───── Material for the task ─────
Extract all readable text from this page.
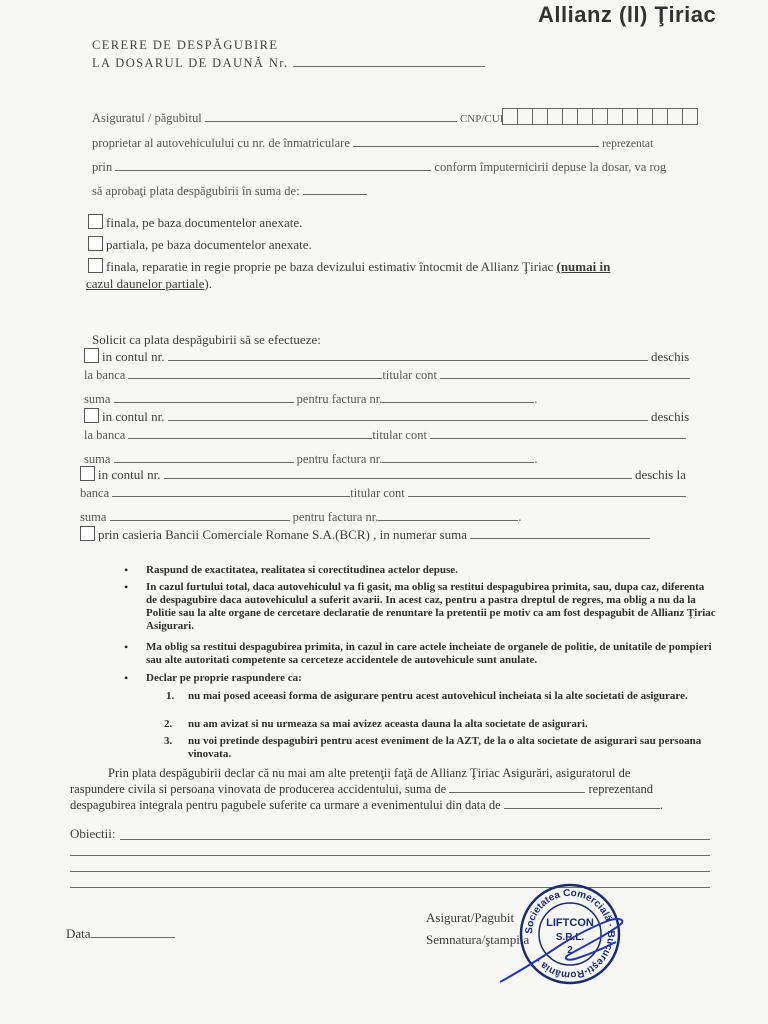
Allianz (ll) Ţiriac
CERERE DE DESPĂGUBIRE
LA DOSARUL DE DAUNĂ Nr.
Asiguratul / păgubitul	CNP/CUI
proprietar al autovehiculului cu nr. de înmatriculare	reprezentat
prin	conform împuternicirii depuse la dosar, va rog
să aprobaţi plata despăgubirii în suma de:
finala, pe baza documentelor anexate.
partiala, pe baza documentelor anexate.
finala, reparatie in regie proprie pe baza devizului estimativ întocmit de Allianz Ţiriac (numai in
cazul daunelor partiale).
Solicit ca plata despăgubirii să se efectueze:
in contul nr.	deschis
la banca	titular cont
suma	pentru factura nr.	.
in contul nr.	deschis
la banca	titular cont
suma	pentru factura nr.	.
in contul nr.	deschis la
banca	titular cont
suma	pentru factura nr.	.
prin casieria Bancii Comerciale Romane S.A.(BCR) , in numerar suma
• Raspund de exactitatea, realitatea si corectitudinea actelor depuse.
• In cazul furtului total, daca autovehiculul va fi gasit, ma oblig sa restitui despagubirea primita, sau, dupa caz, diferenta de despagubire daca autovehiculul a suferit avarii. In acest caz, pentru a pastra dreptul de regres, ma oblig a nu da la Politie sau la alte organe de cercetare declaratie de renuntare la pretentii pe motiv ca am fost despagubit de Allianz Ţiriac Asigurari.
• Ma oblig sa restitui despagubirea primita, in cazul in care actele incheiate de organele de politie, de unitatile de pompieri sau alte autoritati competente sa cerceteze accidentele de autovehicule sunt anulate.
• Declar pe proprie raspundere ca:
1. nu mai posed aceeasi forma de asigurare pentru acest autovehicul incheiata si la alte societati de asigurare.
2. nu am avizat si nu urmeaza sa mai avizez aceasta dauna la alta societate de asigurari.
3. nu voi pretinde despagubiri pentru acest eveniment de la AZT, de la o alta societate de asigurari sau persoana vinovata.
Prin plata despăgubirii declar că nu mai am alte pretenţii faţă de Allianz Ţiriac Asigurări, asiguratorul de
raspundere civila si persoana vinovata de producerea accidentului, suma de	reprezentand
despagubirea integrala pentru pagubele suferite ca urmare a evenimentului din data de	.
Obiectii:
Data
Asigurat/Pagubit
Semnatura/ştampila
Societatea Comercială · Bucureşti-România ·
LIFTCON
S.R.L.
2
─────
▸ **The task**: Set down the records in full and exactly. Do not carry over any image.

▸ **Solution to the problem**:
Extract all readable text from this page.
Allianz (ll) Ţiriac
CERERE DE DESPĂGUBIRE
LA DOSARUL DE DAUNĂ Nr.
Asiguratul / păgubitul	CNP/CUI
proprietar al autovehiculului cu nr. de înmatriculare	reprezentat
prin	conform împuternicirii depuse la dosar, va rog
să aprobaţi plata despăgubirii în suma de:
finala, pe baza documentelor anexate.
partiala, pe baza documentelor anexate.
finala, reparatie in regie proprie pe baza devizului estimativ întocmit de Allianz Ţiriac (numai in
cazul daunelor partiale).
Solicit ca plata despăgubirii să se efectueze:
in contul nr.	deschis
la banca	titular cont
suma	pentru factura nr.	.
in contul nr.	deschis
la banca	titular cont
suma	pentru factura nr.	.
in contul nr.	deschis la
banca	titular cont
suma	pentru factura nr.	.
prin casieria Bancii Comerciale Romane S.A.(BCR) , in numerar suma
• Raspund de exactitatea, realitatea si corectitudinea actelor depuse.
• In cazul furtului total, daca autovehiculul va fi gasit, ma oblig sa restitui despagubirea primita, sau, dupa caz, diferenta de despagubire daca autovehiculul a suferit avarii. In acest caz, pentru a pastra dreptul de regres, ma oblig a nu da la Politie sau la alte organe de cercetare declaratie de renuntare la pretentii pe motiv ca am fost despagubit de Allianz Ţiriac Asigurari.
• Ma oblig sa restitui despagubirea primita, in cazul in care actele incheiate de organele de politie, de unitatile de pompieri sau alte autoritati competente sa cerceteze accidentele de autovehicule sunt anulate.
• Declar pe proprie raspundere ca:
1. nu mai posed aceeasi forma de asigurare pentru acest autovehicul incheiata si la alte societati de asigurare.
2. nu am avizat si nu urmeaza sa mai avizez aceasta dauna la alta societate de asigurari.
3. nu voi pretinde despagubiri pentru acest eveniment de la AZT, de la o alta societate de asigurari sau persoana vinovata.
Prin plata despăgubirii declar că nu mai am alte pretenţii faţă de Allianz Ţiriac Asigurări, asiguratorul de
raspundere civila si persoana vinovata de producerea accidentului, suma de	reprezentand
despagubirea integrala pentru pagubele suferite ca urmare a evenimentului din data de	.
Obiectii:
Data
Asigurat/Pagubit
Semnatura/ştampila
Societatea Comercială · Bucureşti-România ·
LIFTCON
S.R.L.
2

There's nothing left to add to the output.